» TASK
Drop all images and give the records again exactly.

Entries from a page text dataset

:::

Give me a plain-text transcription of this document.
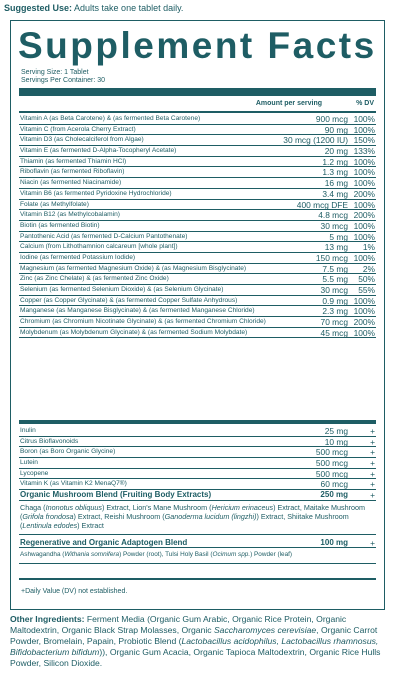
Suggested Use: Adults take one tablet daily.
Supplement Facts
Serving Size: 1 Tablet
Servings Per Container: 30
Amount per serving	% DV
Vitamin A (as Beta Carotene) & (as fermented Beta Carotene)	900 mcg 100%
Vitamin C (from Acerola Cherry Extract)	90 mg 100%
Vitamin D3 (as Cholecalciferol from Algae)	30 mcg (1200 IU) 150%
Vitamin E (as fermented D-Alpha-Tocopheryl Acetate)	20 mg 133%
Thiamin (as fermented Thiamin HCl)	1.2 mg 100%
Riboflavin (as fermented Riboflavin)	1.3 mg 100%
Niacin (as fermented Niacinamide)	16 mg 100%
Vitamin B6 (as fermented Pyridoxine Hydrochloride)	3.4 mg 200%
Folate (as Methylfolate)	400 mcg DFE 100%
Vitamin B12 (as Methylcobalamin)	4.8 mcg 200%
Biotin (as fermented Biotin)	30 mcg 100%
Pantothenic Acid (as fermented D-Calcium Pantothenate)	5 mg 100%
Calcium (from Lithothamnion calcareum [whole plant])	13 mg 1%
Iodine (as fermented Potassium Iodide)	150 mcg 100%
Magnesium (as fermented Magnesium Oxide) & (as Magnesium Bisglycinate)	7.5 mg 2%
Zinc (as Zinc Chelate) & (as fermented Zinc Oxide)	5.5 mg 50%
Selenium (as fermented Selenium Dioxide) & (as Selenium Glycinate)	30 mcg 55%
Copper (as Copper Glycinate) & (as fermented Copper Sulfate Anhydrous)	0.9 mg 100%
Manganese (as Manganese Bisglycinate) & (as fermented Manganese Chloride)	2.3 mg 100%
Chromium (as Chromium Nicotinate Glycinate) & (as fermented Chromium Chloride)	70 mcg 200%
Molybdenum (as Molybdenum Glycinate) & (as fermented Sodium Molybdate)	45 mcg 100%
Inulin	25 mg	+
Citrus Bioflavonoids	10 mg	+
Boron (as Boro Organic Glycine)	500 mcg	+
Lutein	500 mcg	+
Lycopene	500 mcg	+
Vitamin K (as Vitamin K2 MenaQ7®)	60 mcg	+
Organic Mushroom Blend (Fruiting Body Extracts)	250 mg	+
Chaga (Inonotus obliquus) Extract, Lion's Mane Mushroom (Hericium erinaceus) Extract, Maitake Mushroom (Grifola frondosa) Extract, Reishi Mushroom (Ganoderma lucidum (lingzhi)) Extract, Shiitake Mushroom (Lentinula edodes) Extract
Regenerative and Organic Adaptogen Blend	100 mg	+
Ashwagandha (Withania somnifera) Powder (root), Tulsi Holy Basil (Ocimum spp.) Powder (leaf)
+Daily Value (DV) not established.
Other Ingredients: Ferment Media (Organic Gum Arabic, Organic Rice Protein, Organic Maltodextrin, Organic Black Strap Molasses, Organic Saccharomyces cerevisiae, Organic Carrot Powder, Bromelain, Papain, Probiotic Blend (Lactobacillus acidophilus, Lactobacillus rhamnosus, Bifidobacterium bifidum)), Organic Gum Acacia, Organic Tapioca Maltodextrin, Organic Rice Hulls Powder, Silicon Dioxide.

:::

» TASK ANSWER
Give me a plain-text transcription of this document.
Suggested Use: Adults take one tablet daily.
Supplement Facts
Serving Size: 1 Tablet
Servings Per Container: 30
Amount per serving	% DV
Vitamin A (as Beta Carotene) & (as fermented Beta Carotene)	900 mcg 100%
Vitamin C (from Acerola Cherry Extract)	90 mg 100%
Vitamin D3 (as Cholecalciferol from Algae)	30 mcg (1200 IU) 150%
Vitamin E (as fermented D-Alpha-Tocopheryl Acetate)	20 mg 133%
Thiamin (as fermented Thiamin HCl)	1.2 mg 100%
Riboflavin (as fermented Riboflavin)	1.3 mg 100%
Niacin (as fermented Niacinamide)	16 mg 100%
Vitamin B6 (as fermented Pyridoxine Hydrochloride)	3.4 mg 200%
Folate (as Methylfolate)	400 mcg DFE 100%
Vitamin B12 (as Methylcobalamin)	4.8 mcg 200%
Biotin (as fermented Biotin)	30 mcg 100%
Pantothenic Acid (as fermented D-Calcium Pantothenate)	5 mg 100%
Calcium (from Lithothamnion calcareum [whole plant])	13 mg 1%
Iodine (as fermented Potassium Iodide)	150 mcg 100%
Magnesium (as fermented Magnesium Oxide) & (as Magnesium Bisglycinate)	7.5 mg 2%
Zinc (as Zinc Chelate) & (as fermented Zinc Oxide)	5.5 mg 50%
Selenium (as fermented Selenium Dioxide) & (as Selenium Glycinate)	30 mcg 55%
Copper (as Copper Glycinate) & (as fermented Copper Sulfate Anhydrous)	0.9 mg 100%
Manganese (as Manganese Bisglycinate) & (as fermented Manganese Chloride)	2.3 mg 100%
Chromium (as Chromium Nicotinate Glycinate) & (as fermented Chromium Chloride)	70 mcg 200%
Molybdenum (as Molybdenum Glycinate) & (as fermented Sodium Molybdate)	45 mcg 100%
Inulin	25 mg	+
Citrus Bioflavonoids	10 mg	+
Boron (as Boro Organic Glycine)	500 mcg	+
Lutein	500 mcg	+
Lycopene	500 mcg	+
Vitamin K (as Vitamin K2 MenaQ7®)	60 mcg	+
Organic Mushroom Blend (Fruiting Body Extracts)	250 mg	+
Chaga (Inonotus obliquus) Extract, Lion's Mane Mushroom (Hericium erinaceus) Extract, Maitake Mushroom (Grifola frondosa) Extract, Reishi Mushroom (Ganoderma lucidum (lingzhi)) Extract, Shiitake Mushroom (Lentinula edodes) Extract
Regenerative and Organic Adaptogen Blend	100 mg	+
Ashwagandha (Withania somnifera) Powder (root), Tulsi Holy Basil (Ocimum spp.) Powder (leaf)
+Daily Value (DV) not established.
Other Ingredients: Ferment Media (Organic Gum Arabic, Organic Rice Protein, Organic Maltodextrin, Organic Black Strap Molasses, Organic Saccharomyces cerevisiae, Organic Carrot Powder, Bromelain, Papain, Probiotic Blend (Lactobacillus acidophilus, Lactobacillus rhamnosus, Bifidobacterium bifidum)), Organic Gum Acacia, Organic Tapioca Maltodextrin, Organic Rice Hulls Powder, Silicon Dioxide.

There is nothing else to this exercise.